## START Listed records

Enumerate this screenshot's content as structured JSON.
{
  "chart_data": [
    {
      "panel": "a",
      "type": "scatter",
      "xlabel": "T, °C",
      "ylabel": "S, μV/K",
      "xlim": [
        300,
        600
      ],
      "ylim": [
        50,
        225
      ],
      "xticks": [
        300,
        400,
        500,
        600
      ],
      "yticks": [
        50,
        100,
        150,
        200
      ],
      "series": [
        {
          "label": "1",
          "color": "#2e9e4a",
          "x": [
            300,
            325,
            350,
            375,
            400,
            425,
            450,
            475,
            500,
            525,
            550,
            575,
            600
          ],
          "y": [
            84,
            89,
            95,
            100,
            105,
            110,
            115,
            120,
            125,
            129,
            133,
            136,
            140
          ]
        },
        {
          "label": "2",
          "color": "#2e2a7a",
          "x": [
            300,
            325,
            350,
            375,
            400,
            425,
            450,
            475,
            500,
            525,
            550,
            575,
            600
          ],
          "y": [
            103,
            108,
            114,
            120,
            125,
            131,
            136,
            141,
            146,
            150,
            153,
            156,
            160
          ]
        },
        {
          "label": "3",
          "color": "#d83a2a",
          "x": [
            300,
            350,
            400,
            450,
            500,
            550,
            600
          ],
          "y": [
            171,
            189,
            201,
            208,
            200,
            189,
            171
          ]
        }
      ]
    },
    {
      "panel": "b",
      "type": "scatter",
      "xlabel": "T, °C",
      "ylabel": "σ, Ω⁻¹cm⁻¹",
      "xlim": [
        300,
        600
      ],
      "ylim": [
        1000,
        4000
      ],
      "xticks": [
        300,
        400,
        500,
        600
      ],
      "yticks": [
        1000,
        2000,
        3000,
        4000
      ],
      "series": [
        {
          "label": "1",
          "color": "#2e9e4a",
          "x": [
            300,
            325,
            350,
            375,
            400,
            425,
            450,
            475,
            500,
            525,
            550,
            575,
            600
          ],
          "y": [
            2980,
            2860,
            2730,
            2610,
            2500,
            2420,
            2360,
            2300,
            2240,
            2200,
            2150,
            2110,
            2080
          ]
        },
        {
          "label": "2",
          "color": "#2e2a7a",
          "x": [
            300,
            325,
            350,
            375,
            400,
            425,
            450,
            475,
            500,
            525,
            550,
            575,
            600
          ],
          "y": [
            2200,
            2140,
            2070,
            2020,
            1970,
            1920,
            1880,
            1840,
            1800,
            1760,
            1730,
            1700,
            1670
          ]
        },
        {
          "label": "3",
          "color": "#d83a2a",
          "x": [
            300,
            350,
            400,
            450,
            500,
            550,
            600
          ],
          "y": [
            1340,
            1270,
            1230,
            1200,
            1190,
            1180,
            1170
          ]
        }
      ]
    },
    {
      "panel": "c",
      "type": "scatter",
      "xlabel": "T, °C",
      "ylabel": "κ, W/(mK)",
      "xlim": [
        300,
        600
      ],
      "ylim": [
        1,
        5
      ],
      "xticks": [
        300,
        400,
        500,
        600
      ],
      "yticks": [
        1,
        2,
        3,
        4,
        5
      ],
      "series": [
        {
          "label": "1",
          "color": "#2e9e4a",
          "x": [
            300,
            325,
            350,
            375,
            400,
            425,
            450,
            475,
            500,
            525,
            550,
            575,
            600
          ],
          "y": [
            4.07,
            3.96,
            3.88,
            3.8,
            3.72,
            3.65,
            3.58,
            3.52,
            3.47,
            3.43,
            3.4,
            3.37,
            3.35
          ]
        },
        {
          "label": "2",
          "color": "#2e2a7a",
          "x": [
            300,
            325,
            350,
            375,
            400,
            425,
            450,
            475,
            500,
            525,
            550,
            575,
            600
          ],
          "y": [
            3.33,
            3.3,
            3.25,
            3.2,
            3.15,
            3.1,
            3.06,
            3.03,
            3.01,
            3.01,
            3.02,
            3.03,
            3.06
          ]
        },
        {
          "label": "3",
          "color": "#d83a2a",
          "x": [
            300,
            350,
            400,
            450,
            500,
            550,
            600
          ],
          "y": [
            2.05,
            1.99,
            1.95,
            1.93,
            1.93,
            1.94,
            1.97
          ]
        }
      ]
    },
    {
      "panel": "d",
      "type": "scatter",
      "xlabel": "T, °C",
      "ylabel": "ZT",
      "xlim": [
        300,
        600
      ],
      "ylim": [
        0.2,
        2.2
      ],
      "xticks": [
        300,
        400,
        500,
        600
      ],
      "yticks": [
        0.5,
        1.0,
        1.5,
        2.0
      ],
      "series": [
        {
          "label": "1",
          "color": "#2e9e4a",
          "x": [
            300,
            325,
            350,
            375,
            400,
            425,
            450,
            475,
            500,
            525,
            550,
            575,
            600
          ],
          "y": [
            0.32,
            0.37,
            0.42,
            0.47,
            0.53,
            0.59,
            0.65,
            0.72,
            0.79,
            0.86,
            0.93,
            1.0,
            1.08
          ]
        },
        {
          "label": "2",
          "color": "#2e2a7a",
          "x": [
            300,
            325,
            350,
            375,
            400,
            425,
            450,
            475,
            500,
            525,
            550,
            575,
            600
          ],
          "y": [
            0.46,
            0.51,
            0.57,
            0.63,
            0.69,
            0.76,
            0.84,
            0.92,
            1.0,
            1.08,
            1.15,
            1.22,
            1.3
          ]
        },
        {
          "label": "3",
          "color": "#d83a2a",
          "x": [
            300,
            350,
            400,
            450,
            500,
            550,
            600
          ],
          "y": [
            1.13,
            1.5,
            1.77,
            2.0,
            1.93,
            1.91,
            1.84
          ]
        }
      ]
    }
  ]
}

## END Listed records

◆ **Set task**
Copy out all of the records above with nothing altered.

◆ **Response**
Enumerate this screenshot's content as structured JSON.
{
  "chart_data": [
    {
      "panel": "a",
      "type": "scatter",
      "xlabel": "T, °C",
      "ylabel": "S, μV/K",
      "xlim": [
        300,
        600
      ],
      "ylim": [
        50,
        225
      ],
      "xticks": [
        300,
        400,
        500,
        600
      ],
      "yticks": [
        50,
        100,
        150,
        200
      ],
      "series": [
        {
          "label": "1",
          "color": "#2e9e4a",
          "x": [
            300,
            325,
            350,
            375,
            400,
            425,
            450,
            475,
            500,
            525,
            550,
            575,
            600
          ],
          "y": [
            84,
            89,
            95,
            100,
            105,
            110,
            115,
            120,
            125,
            129,
            133,
            136,
            140
          ]
        },
        {
          "label": "2",
          "color": "#2e2a7a",
          "x": [
            300,
            325,
            350,
            375,
            400,
            425,
            450,
            475,
            500,
            525,
            550,
            575,
            600
          ],
          "y": [
            103,
            108,
            114,
            120,
            125,
            131,
            136,
            141,
            146,
            150,
            153,
            156,
            160
          ]
        },
        {
          "label": "3",
          "color": "#d83a2a",
          "x": [
            300,
            350,
            400,
            450,
            500,
            550,
            600
          ],
          "y": [
            171,
            189,
            201,
            208,
            200,
            189,
            171
          ]
        }
      ]
    },
    {
      "panel": "b",
      "type": "scatter",
      "xlabel": "T, °C",
      "ylabel": "σ, Ω⁻¹cm⁻¹",
      "xlim": [
        300,
        600
      ],
      "ylim": [
        1000,
        4000
      ],
      "xticks": [
        300,
        400,
        500,
        600
      ],
      "yticks": [
        1000,
        2000,
        3000,
        4000
      ],
      "series": [
        {
          "label": "1",
          "color": "#2e9e4a",
          "x": [
            300,
            325,
            350,
            375,
            400,
            425,
            450,
            475,
            500,
            525,
            550,
            575,
            600
          ],
          "y": [
            2980,
            2860,
            2730,
            2610,
            2500,
            2420,
            2360,
            2300,
            2240,
            2200,
            2150,
            2110,
            2080
          ]
        },
        {
          "label": "2",
          "color": "#2e2a7a",
          "x": [
            300,
            325,
            350,
            375,
            400,
            425,
            450,
            475,
            500,
            525,
            550,
            575,
            600
          ],
          "y": [
            2200,
            2140,
            2070,
            2020,
            1970,
            1920,
            1880,
            1840,
            1800,
            1760,
            1730,
            1700,
            1670
          ]
        },
        {
          "label": "3",
          "color": "#d83a2a",
          "x": [
            300,
            350,
            400,
            450,
            500,
            550,
            600
          ],
          "y": [
            1340,
            1270,
            1230,
            1200,
            1190,
            1180,
            1170
          ]
        }
      ]
    },
    {
      "panel": "c",
      "type": "scatter",
      "xlabel": "T, °C",
      "ylabel": "κ, W/(mK)",
      "xlim": [
        300,
        600
      ],
      "ylim": [
        1,
        5
      ],
      "xticks": [
        300,
        400,
        500,
        600
      ],
      "yticks": [
        1,
        2,
        3,
        4,
        5
      ],
      "series": [
        {
          "label": "1",
          "color": "#2e9e4a",
          "x": [
            300,
            325,
            350,
            375,
            400,
            425,
            450,
            475,
            500,
            525,
            550,
            575,
            600
          ],
          "y": [
            4.07,
            3.96,
            3.88,
            3.8,
            3.72,
            3.65,
            3.58,
            3.52,
            3.47,
            3.43,
            3.4,
            3.37,
            3.35
          ]
        },
        {
          "label": "2",
          "color": "#2e2a7a",
          "x": [
            300,
            325,
            350,
            375,
            400,
            425,
            450,
            475,
            500,
            525,
            550,
            575,
            600
          ],
          "y": [
            3.33,
            3.3,
            3.25,
            3.2,
            3.15,
            3.1,
            3.06,
            3.03,
            3.01,
            3.01,
            3.02,
            3.03,
            3.06
          ]
        },
        {
          "label": "3",
          "color": "#d83a2a",
          "x": [
            300,
            350,
            400,
            450,
            500,
            550,
            600
          ],
          "y": [
            2.05,
            1.99,
            1.95,
            1.93,
            1.93,
            1.94,
            1.97
          ]
        }
      ]
    },
    {
      "panel": "d",
      "type": "scatter",
      "xlabel": "T, °C",
      "ylabel": "ZT",
      "xlim": [
        300,
        600
      ],
      "ylim": [
        0.2,
        2.2
      ],
      "xticks": [
        300,
        400,
        500,
        600
      ],
      "yticks": [
        0.5,
        1.0,
        1.5,
        2.0
      ],
      "series": [
        {
          "label": "1",
          "color": "#2e9e4a",
          "x": [
            300,
            325,
            350,
            375,
            400,
            425,
            450,
            475,
            500,
            525,
            550,
            575,
            600
          ],
          "y": [
            0.32,
            0.37,
            0.42,
            0.47,
            0.53,
            0.59,
            0.65,
            0.72,
            0.79,
            0.86,
            0.93,
            1.0,
            1.08
          ]
        },
        {
          "label": "2",
          "color": "#2e2a7a",
          "x": [
            300,
            325,
            350,
            375,
            400,
            425,
            450,
            475,
            500,
            525,
            550,
            575,
            600
          ],
          "y": [
            0.46,
            0.51,
            0.57,
            0.63,
            0.69,
            0.76,
            0.84,
            0.92,
            1.0,
            1.08,
            1.15,
            1.22,
            1.3
          ]
        },
        {
          "label": "3",
          "color": "#d83a2a",
          "x": [
            300,
            350,
            400,
            450,
            500,
            550,
            600
          ],
          "y": [
            1.13,
            1.5,
            1.77,
            2.0,
            1.93,
            1.91,
            1.84
          ]
        }
      ]
    }
  ]
}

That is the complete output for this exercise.